▶ [Your objective] Locate the word "Azeline" in the material, then show every line that holds it.

▶ [Material]
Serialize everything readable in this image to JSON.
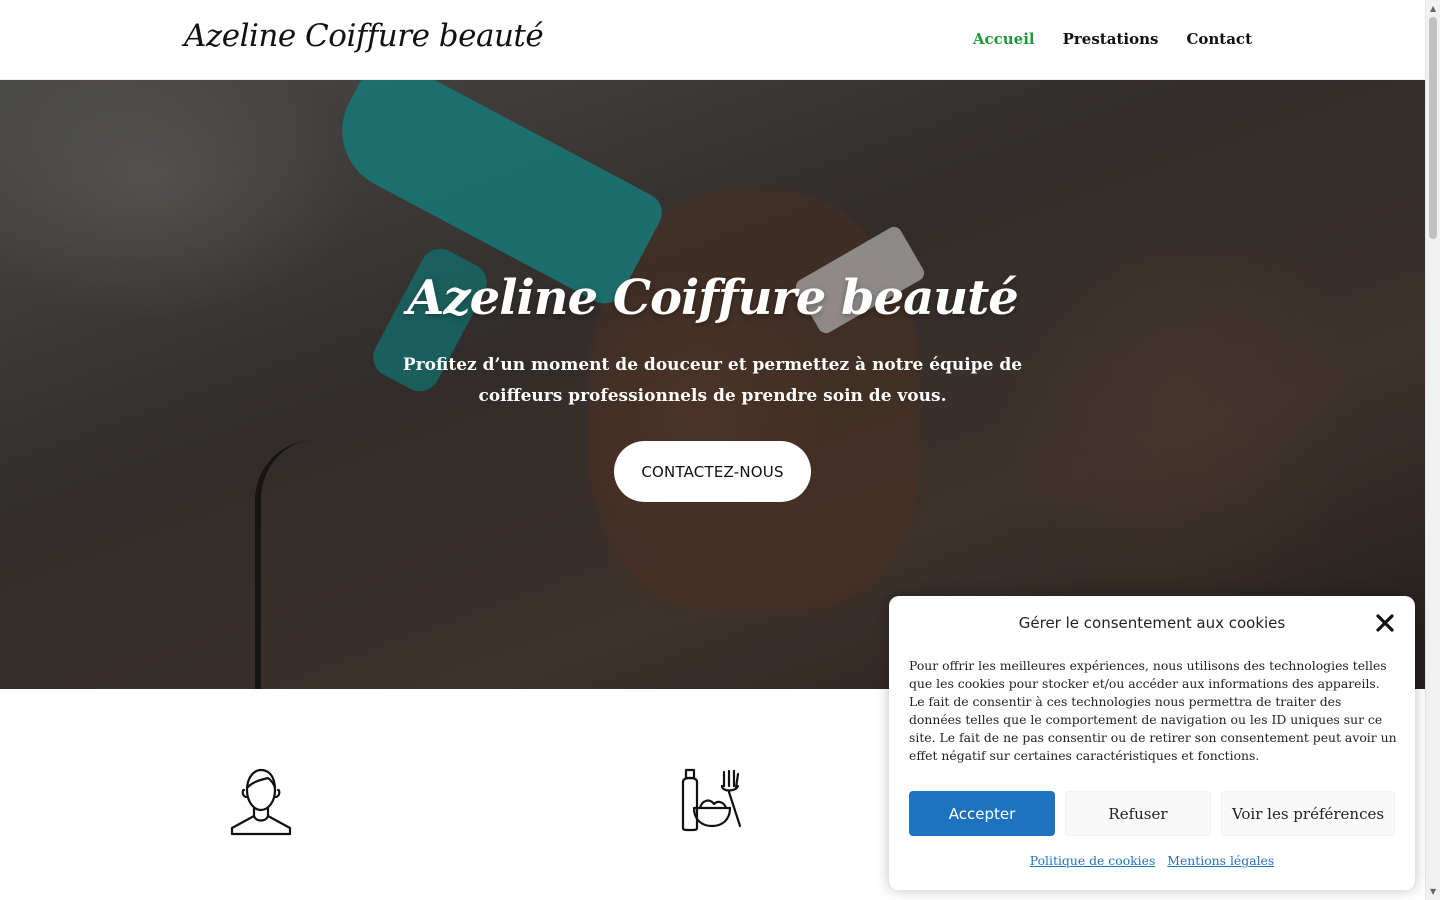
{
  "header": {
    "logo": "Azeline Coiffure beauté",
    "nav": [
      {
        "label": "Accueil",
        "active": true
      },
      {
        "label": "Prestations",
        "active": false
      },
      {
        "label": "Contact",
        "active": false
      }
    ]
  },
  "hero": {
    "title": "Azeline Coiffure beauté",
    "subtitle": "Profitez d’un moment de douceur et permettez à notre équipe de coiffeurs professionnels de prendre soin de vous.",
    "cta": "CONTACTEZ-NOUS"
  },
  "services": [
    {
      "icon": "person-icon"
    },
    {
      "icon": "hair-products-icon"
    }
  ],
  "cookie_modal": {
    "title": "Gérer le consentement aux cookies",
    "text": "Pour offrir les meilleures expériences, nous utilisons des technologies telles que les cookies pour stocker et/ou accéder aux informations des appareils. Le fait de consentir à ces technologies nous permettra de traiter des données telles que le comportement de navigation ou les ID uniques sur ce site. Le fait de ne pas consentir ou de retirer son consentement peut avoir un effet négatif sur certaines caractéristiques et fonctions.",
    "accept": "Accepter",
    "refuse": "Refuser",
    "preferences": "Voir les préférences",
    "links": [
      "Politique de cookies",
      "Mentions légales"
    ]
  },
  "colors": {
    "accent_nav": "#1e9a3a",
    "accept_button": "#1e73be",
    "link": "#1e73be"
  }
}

...

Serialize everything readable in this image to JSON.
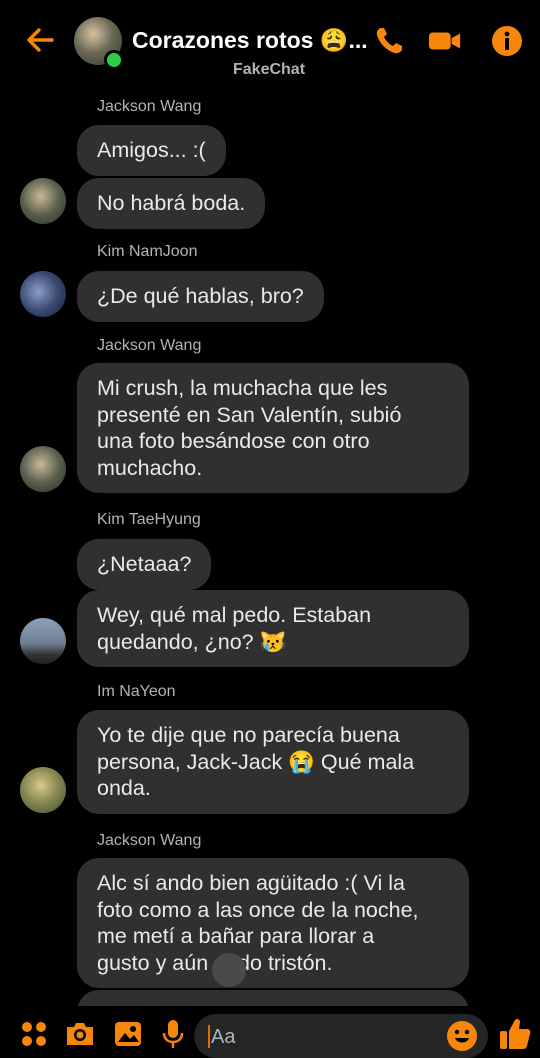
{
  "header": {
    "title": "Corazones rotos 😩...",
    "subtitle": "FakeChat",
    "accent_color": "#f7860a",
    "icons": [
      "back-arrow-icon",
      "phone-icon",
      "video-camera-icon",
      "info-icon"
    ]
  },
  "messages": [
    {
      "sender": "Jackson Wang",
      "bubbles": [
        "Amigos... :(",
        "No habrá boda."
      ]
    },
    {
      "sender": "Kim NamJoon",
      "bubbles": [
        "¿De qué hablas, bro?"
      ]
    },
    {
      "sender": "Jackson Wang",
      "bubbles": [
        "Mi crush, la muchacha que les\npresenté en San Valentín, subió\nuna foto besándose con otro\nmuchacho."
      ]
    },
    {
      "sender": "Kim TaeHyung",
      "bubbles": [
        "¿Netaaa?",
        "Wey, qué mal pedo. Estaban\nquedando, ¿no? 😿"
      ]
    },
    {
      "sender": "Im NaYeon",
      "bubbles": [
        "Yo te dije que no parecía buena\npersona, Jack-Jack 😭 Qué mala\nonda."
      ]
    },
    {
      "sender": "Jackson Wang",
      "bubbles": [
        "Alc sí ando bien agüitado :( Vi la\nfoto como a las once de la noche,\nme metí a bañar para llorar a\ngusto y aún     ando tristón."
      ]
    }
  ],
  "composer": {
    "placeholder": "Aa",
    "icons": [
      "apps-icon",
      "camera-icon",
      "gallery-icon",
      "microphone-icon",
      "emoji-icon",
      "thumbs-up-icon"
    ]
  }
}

▶ [Expected answer]
    "logo": "Azeline Coiffure beauté",
    "title": "Azeline Coiffure beauté",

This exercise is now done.